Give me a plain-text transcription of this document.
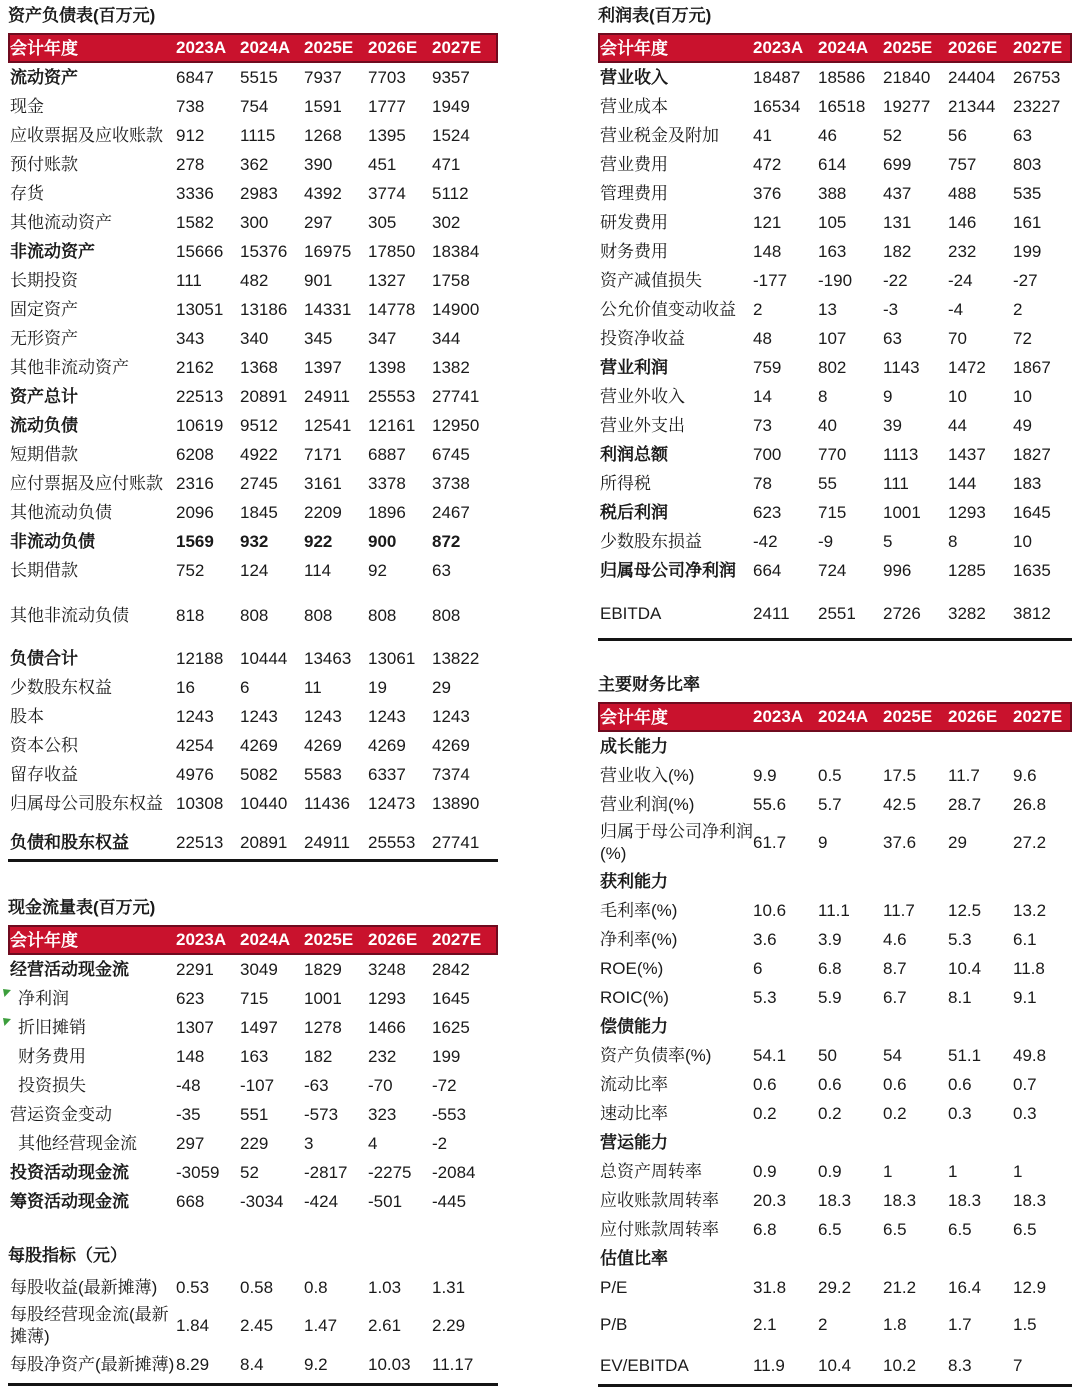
资产负债表(百万元)
会计年度	2023A 2024A 2025E 2026E 2027E
流动资产	6847	5515	7937	7703	9357
现金	738	754	1591	1777	1949
应收票据及应收账款 912	1115	1268	1395	1524
预付账款	278	362	390	451	471
存货	3336	2983	4392	3774	5112
其他流动资产	1582	300	297	305	302
非流动资产	15666 15376 16975 17850 18384
长期投资	111	482	901	1327	1758
固定资产	13051 13186 14331 14778 14900
无形资产	343	340	345	347	344
其他非流动资产	2162	1368	1397	1398	1382
资产总计	22513 20891 24911	25553 27741
流动负债	10619 9512	12541 12161 12950
短期借款	6208	4922	7171	6887	6745
应付票据及应付账款 2316	2745	3161	3378	3738
其他流动负债	2096	1845	2209	1896	2467
非流动负债	1569	932	922	900	872
长期借款	752	124	114	92	63
其他非流动负债	818	808	808	808	808
负债合计	12188 10444 13463 13061 13822
少数股东权益	16	6	11	19	29
股本	1243	1243	1243	1243	1243
资本公积	4254	4269	4269	4269	4269
留存收益	4976	5082	5583	6337	7374
归属母公司股东权益 10308 10440 11436	12473 13890
负债和股东权益	22513 20891 24911	25553 27741
现金流量表(百万元)
会计年度	2023A 2024A 2025E 2026E 2027E
经营活动现金流	2291	3049	1829	3248	2842
净利润	623	715	1001	1293	1645
折旧摊销	1307	1497	1278	1466	1625
财务费用	148	163	182	232	199
投资损失	-48	-107	-63	-70	-72
营运资金变动	-35	551	-573	323	-553
其他经营现金流	297	229	3	4	-2
投资活动现金流	-3059	52	-2817	-2275	-2084
筹资活动现金流	668	-3034	-424	-501	-445
每股指标（元）
每股收益(最新摊薄)	0.53	0.58	0.8	1.03	1.31
每股经营现金流(最新摊薄)
1.84	2.45	1.47	2.61	2.29
每股净资产(最新摊薄) 8.29	8.4	9.2	10.03	11.17
利润表(百万元)
会计年度	2023A 2024A 2025E 2026E 2027E
营业收入	18487	18586	21840	24404	26753
营业成本	16534	16518	19277	21344	23227
营业税金及附加	41	46	52	56	63
营业费用	472	614	699	757	803
管理费用	376	388	437	488	535
研发费用	121	105	131	146	161
财务费用	148	163	182	232	199
资产减值损失	-177	-190	-22	-24	-27
公允价值变动收益	2	13	-3	-4	2
投资净收益	48	107	63	70	72
营业利润	759	802	1143	1472	1867
营业外收入	14	8	9	10	10
营业外支出	73	40	39	44	49
利润总额	700	770	1113	1437	1827
所得税	78	55	111	144	183
税后利润	623	715	1001	1293	1645
少数股东损益	-42	-9	5	8	10
归属母公司净利润	664	724	996	1285	1635
EBITDA	2411	2551	2726	3282	3812
主要财务比率
会计年度	2023A 2024A 2025E 2026E 2027E
成长能力
营业收入(%)	9.9	0.5	17.5	11.7	9.6
营业利润(%)	55.6	5.7	42.5	28.7	26.8
归属于母公司净利润(%)
61.7	9	37.6	29	27.2
获利能力
毛利率(%)	10.6	11.1	11.7	12.5	13.2
净利率(%)	3.6	3.9	4.6	5.3	6.1
ROE(%)	6	6.8	8.7	10.4	11.8
ROIC(%)	5.3	5.9	6.7	8.1	9.1
偿债能力
资产负债率(%)	54.1	50	54	51.1	49.8
流动比率	0.6	0.6	0.6	0.6	0.7
速动比率	0.2	0.2	0.2	0.3	0.3
营运能力
总资产周转率	0.9	0.9	1	1	1
应收账款周转率	20.3	18.3	18.3	18.3	18.3
应付账款周转率	6.8	6.5	6.5	6.5	6.5
估值比率
P/E	31.8	29.2	21.2	16.4	12.9
P/B	2.1	2	1.8	1.7	1.5
EV/EBITDA	11.9	10.4	10.2	8.3	7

----------------

WHAT IS NEEDED:
Each line above is to be copied verbatim. Drop any image from the copy.

COMPLETE RESPONSE:
Give me a plain-text transcription of this document.
资产负债表(百万元)
会计年度	2023A 2024A 2025E 2026E 2027E
流动资产	6847	5515	7937	7703	9357
现金	738	754	1591	1777	1949
应收票据及应收账款 912	1115	1268	1395	1524
预付账款	278	362	390	451	471
存货	3336	2983	4392	3774	5112
其他流动资产	1582	300	297	305	302
非流动资产	15666 15376 16975 17850 18384
长期投资	111	482	901	1327	1758
固定资产	13051 13186 14331 14778 14900
无形资产	343	340	345	347	344
其他非流动资产	2162	1368	1397	1398	1382
资产总计	22513 20891 24911	25553 27741
流动负债	10619 9512	12541 12161 12950
短期借款	6208	4922	7171	6887	6745
应付票据及应付账款 2316	2745	3161	3378	3738
其他流动负债	2096	1845	2209	1896	2467
非流动负债	1569	932	922	900	872
长期借款	752	124	114	92	63
其他非流动负债	818	808	808	808	808
负债合计	12188 10444 13463 13061 13822
少数股东权益	16	6	11	19	29
股本	1243	1243	1243	1243	1243
资本公积	4254	4269	4269	4269	4269
留存收益	4976	5082	5583	6337	7374
归属母公司股东权益 10308 10440 11436	12473 13890
负债和股东权益	22513 20891 24911	25553 27741
现金流量表(百万元)
会计年度	2023A 2024A 2025E 2026E 2027E
经营活动现金流	2291	3049	1829	3248	2842
净利润	623	715	1001	1293	1645
折旧摊销	1307	1497	1278	1466	1625
财务费用	148	163	182	232	199
投资损失	-48	-107	-63	-70	-72
营运资金变动	-35	551	-573	323	-553
其他经营现金流	297	229	3	4	-2
投资活动现金流	-3059	52	-2817	-2275	-2084
筹资活动现金流	668	-3034	-424	-501	-445
每股指标（元）
每股收益(最新摊薄)	0.53	0.58	0.8	1.03	1.31
每股经营现金流(最新摊薄)
1.84	2.45	1.47	2.61	2.29
每股净资产(最新摊薄) 8.29	8.4	9.2	10.03	11.17
利润表(百万元)
会计年度	2023A 2024A 2025E 2026E 2027E
营业收入	18487	18586	21840	24404	26753
营业成本	16534	16518	19277	21344	23227
营业税金及附加	41	46	52	56	63
营业费用	472	614	699	757	803
管理费用	376	388	437	488	535
研发费用	121	105	131	146	161
财务费用	148	163	182	232	199
资产减值损失	-177	-190	-22	-24	-27
公允价值变动收益	2	13	-3	-4	2
投资净收益	48	107	63	70	72
营业利润	759	802	1143	1472	1867
营业外收入	14	8	9	10	10
营业外支出	73	40	39	44	49
利润总额	700	770	1113	1437	1827
所得税	78	55	111	144	183
税后利润	623	715	1001	1293	1645
少数股东损益	-42	-9	5	8	10
归属母公司净利润	664	724	996	1285	1635
EBITDA	2411	2551	2726	3282	3812
主要财务比率
会计年度	2023A 2024A 2025E 2026E 2027E
成长能力
营业收入(%)	9.9	0.5	17.5	11.7	9.6
营业利润(%)	55.6	5.7	42.5	28.7	26.8
归属于母公司净利润(%)
61.7	9	37.6	29	27.2
获利能力
毛利率(%)	10.6	11.1	11.7	12.5	13.2
净利率(%)	3.6	3.9	4.6	5.3	6.1
ROE(%)	6	6.8	8.7	10.4	11.8
ROIC(%)	5.3	5.9	6.7	8.1	9.1
偿债能力
资产负债率(%)	54.1	50	54	51.1	49.8
流动比率	0.6	0.6	0.6	0.6	0.7
速动比率	0.2	0.2	0.2	0.3	0.3
营运能力
总资产周转率	0.9	0.9	1	1	1
应收账款周转率	20.3	18.3	18.3	18.3	18.3
应付账款周转率	6.8	6.5	6.5	6.5	6.5
估值比率
P/E	31.8	29.2	21.2	16.4	12.9
P/B	2.1	2	1.8	1.7	1.5
EV/EBITDA	11.9	10.4	10.2	8.3	7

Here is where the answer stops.